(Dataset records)
——————

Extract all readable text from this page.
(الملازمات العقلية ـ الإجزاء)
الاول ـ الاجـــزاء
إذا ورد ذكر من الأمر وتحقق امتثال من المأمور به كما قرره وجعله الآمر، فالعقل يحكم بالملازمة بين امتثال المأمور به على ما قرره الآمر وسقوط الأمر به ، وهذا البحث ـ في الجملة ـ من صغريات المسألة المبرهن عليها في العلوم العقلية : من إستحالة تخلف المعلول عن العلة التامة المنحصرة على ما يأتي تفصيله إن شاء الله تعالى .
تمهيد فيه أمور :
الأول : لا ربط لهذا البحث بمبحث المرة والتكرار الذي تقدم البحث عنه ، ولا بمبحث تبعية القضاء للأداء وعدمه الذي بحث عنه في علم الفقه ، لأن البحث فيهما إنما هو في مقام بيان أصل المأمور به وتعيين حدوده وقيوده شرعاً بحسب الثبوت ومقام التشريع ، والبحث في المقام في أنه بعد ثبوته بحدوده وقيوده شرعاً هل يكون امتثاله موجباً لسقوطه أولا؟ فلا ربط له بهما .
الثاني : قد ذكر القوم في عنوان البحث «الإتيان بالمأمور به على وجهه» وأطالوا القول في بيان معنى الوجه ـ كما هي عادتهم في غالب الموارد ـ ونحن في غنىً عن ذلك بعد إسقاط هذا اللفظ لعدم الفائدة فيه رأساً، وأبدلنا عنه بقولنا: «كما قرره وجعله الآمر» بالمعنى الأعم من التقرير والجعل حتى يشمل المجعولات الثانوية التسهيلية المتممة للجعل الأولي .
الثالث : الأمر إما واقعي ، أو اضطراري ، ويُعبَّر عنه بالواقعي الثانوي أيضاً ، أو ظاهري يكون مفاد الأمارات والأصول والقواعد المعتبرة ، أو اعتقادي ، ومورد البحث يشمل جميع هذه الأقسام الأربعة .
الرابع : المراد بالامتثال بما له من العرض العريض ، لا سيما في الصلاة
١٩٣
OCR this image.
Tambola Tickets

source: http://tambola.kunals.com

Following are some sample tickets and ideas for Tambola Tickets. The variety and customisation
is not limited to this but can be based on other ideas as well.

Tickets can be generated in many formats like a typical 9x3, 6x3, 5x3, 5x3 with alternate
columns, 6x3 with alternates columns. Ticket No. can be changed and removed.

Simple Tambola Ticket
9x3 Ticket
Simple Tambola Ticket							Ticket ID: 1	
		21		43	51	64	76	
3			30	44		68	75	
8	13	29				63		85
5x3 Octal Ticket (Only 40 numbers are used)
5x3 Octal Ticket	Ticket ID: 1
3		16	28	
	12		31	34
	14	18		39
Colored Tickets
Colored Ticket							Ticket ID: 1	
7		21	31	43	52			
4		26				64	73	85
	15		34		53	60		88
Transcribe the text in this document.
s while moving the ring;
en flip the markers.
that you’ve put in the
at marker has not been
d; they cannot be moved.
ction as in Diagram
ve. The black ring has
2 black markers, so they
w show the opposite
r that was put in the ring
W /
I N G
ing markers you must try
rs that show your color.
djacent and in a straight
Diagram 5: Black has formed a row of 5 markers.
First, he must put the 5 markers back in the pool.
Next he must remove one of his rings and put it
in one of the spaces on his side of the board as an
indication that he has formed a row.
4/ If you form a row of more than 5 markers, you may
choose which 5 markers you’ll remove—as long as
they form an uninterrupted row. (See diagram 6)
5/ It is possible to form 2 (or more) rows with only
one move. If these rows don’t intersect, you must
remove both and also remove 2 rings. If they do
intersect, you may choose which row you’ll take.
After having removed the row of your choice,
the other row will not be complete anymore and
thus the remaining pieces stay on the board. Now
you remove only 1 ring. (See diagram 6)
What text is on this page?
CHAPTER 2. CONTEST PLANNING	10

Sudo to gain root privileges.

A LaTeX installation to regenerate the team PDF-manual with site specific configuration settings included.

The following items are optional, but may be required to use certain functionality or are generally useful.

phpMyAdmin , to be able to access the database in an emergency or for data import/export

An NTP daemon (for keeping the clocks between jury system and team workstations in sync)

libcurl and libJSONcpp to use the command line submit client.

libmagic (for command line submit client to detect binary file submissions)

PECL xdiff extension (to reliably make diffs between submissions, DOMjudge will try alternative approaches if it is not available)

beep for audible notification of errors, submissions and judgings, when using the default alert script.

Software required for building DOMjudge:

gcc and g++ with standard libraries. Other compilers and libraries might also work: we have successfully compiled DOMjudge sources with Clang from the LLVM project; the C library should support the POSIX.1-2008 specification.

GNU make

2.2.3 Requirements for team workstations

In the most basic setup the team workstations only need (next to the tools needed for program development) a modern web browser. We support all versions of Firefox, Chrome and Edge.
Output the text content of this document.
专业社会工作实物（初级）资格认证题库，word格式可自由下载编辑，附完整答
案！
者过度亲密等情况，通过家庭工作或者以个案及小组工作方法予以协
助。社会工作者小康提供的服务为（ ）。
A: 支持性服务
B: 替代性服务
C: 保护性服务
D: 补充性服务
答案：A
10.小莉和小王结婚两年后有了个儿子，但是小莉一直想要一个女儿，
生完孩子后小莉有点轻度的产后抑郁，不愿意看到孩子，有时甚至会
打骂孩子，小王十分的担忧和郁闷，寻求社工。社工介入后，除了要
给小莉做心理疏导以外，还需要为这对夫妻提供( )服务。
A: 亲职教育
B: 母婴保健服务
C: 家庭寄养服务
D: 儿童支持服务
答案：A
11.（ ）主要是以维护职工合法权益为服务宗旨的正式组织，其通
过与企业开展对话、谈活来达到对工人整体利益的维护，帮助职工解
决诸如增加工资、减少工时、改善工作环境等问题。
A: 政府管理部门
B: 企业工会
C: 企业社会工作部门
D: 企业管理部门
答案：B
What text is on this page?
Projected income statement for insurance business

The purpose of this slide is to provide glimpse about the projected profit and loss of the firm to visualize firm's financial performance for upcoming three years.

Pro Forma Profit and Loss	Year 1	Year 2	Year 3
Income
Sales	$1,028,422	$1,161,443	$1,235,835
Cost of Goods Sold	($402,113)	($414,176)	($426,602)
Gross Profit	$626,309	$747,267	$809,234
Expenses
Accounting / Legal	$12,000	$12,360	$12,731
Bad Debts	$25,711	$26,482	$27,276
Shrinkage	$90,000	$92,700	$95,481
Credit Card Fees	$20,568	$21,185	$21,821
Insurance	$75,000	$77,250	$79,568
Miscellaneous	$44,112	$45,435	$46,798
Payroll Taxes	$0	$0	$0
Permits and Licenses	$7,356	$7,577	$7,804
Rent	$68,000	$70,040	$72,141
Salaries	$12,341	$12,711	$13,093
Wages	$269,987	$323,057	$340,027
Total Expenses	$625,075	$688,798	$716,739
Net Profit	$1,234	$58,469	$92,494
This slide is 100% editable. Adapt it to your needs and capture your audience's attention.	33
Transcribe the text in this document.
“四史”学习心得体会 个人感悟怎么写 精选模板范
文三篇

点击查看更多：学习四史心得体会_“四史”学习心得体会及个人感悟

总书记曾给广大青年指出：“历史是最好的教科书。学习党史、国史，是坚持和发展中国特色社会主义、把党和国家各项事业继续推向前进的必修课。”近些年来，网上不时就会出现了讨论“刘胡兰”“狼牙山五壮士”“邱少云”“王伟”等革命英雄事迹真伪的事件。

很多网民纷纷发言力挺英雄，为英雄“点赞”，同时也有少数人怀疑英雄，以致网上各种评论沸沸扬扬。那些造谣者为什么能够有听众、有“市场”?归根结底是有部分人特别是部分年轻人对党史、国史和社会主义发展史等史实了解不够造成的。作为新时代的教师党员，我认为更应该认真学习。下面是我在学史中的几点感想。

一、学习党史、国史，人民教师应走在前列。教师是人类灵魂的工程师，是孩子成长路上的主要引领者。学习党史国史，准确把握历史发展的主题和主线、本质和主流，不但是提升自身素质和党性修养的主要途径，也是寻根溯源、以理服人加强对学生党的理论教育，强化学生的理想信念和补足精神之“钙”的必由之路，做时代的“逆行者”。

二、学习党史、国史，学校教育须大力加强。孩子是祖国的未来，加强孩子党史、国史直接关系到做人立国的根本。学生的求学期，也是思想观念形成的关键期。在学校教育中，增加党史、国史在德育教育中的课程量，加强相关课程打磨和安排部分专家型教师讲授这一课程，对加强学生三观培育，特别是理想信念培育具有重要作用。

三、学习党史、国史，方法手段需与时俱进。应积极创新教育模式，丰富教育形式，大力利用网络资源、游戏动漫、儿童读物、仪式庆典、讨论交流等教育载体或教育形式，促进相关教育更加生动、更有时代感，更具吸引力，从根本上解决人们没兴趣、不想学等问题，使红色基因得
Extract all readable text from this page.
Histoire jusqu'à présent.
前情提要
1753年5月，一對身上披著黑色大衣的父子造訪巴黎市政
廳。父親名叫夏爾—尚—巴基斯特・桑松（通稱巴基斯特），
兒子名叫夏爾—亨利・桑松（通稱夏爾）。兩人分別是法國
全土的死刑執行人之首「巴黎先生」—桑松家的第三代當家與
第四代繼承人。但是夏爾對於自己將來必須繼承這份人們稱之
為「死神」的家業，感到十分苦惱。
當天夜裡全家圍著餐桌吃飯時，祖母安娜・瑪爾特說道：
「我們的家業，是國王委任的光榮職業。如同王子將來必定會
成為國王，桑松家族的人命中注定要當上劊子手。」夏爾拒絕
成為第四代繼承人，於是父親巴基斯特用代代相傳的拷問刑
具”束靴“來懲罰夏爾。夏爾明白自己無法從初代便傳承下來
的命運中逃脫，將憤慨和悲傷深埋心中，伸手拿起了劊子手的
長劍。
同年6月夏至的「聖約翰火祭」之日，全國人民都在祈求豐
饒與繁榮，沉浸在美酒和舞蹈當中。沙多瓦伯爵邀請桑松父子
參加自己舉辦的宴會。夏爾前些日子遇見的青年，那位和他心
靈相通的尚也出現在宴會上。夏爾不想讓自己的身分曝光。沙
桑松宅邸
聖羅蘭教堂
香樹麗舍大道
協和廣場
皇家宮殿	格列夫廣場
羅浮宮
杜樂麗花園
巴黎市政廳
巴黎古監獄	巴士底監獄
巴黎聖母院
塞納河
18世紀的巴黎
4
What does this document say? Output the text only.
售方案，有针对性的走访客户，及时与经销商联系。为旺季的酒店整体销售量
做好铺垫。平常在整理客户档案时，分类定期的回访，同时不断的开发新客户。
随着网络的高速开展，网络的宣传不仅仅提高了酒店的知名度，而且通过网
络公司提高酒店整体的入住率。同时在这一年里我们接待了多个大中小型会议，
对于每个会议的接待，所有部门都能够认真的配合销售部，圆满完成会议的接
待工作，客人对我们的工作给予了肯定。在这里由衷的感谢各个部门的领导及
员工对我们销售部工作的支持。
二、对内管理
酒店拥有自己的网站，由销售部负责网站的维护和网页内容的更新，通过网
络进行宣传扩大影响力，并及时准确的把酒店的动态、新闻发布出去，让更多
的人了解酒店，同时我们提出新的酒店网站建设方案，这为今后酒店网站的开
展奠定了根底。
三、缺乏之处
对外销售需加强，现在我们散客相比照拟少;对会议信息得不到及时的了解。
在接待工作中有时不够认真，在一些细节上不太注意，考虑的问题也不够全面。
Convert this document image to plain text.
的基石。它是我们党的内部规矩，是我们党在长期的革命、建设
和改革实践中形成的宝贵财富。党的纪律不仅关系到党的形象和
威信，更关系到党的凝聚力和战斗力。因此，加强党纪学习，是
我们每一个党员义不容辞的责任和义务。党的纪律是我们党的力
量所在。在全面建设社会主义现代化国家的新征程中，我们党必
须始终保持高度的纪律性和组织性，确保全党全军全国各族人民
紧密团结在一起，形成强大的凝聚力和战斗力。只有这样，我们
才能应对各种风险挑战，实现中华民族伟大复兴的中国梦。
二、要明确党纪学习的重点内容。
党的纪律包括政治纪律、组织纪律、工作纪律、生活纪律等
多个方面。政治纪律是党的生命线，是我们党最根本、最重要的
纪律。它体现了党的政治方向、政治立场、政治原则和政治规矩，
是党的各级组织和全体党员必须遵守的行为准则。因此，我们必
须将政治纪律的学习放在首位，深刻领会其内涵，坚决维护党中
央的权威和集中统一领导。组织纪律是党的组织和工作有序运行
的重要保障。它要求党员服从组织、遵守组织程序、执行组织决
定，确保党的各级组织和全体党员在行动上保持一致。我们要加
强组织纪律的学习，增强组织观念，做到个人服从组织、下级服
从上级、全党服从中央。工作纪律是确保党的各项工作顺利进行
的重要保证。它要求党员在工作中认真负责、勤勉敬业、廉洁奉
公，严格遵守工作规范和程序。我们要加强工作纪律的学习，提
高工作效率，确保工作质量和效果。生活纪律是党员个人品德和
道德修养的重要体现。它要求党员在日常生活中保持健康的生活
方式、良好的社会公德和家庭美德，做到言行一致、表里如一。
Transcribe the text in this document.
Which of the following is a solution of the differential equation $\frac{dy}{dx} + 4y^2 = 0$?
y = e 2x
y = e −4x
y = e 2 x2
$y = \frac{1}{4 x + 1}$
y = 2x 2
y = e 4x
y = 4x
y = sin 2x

——————

**Instruction**:
Search the records for the word "also". Copy every line that has it.

**Task result**:
remove both and also remove 2 rings. If they do
gcc and g++ with standard libraries. Other compilers and libraries might also work: we have successfully compiled DOMjudge sources with Clang from the LLVM project; the C library should support the POSIX.1-2008 specification.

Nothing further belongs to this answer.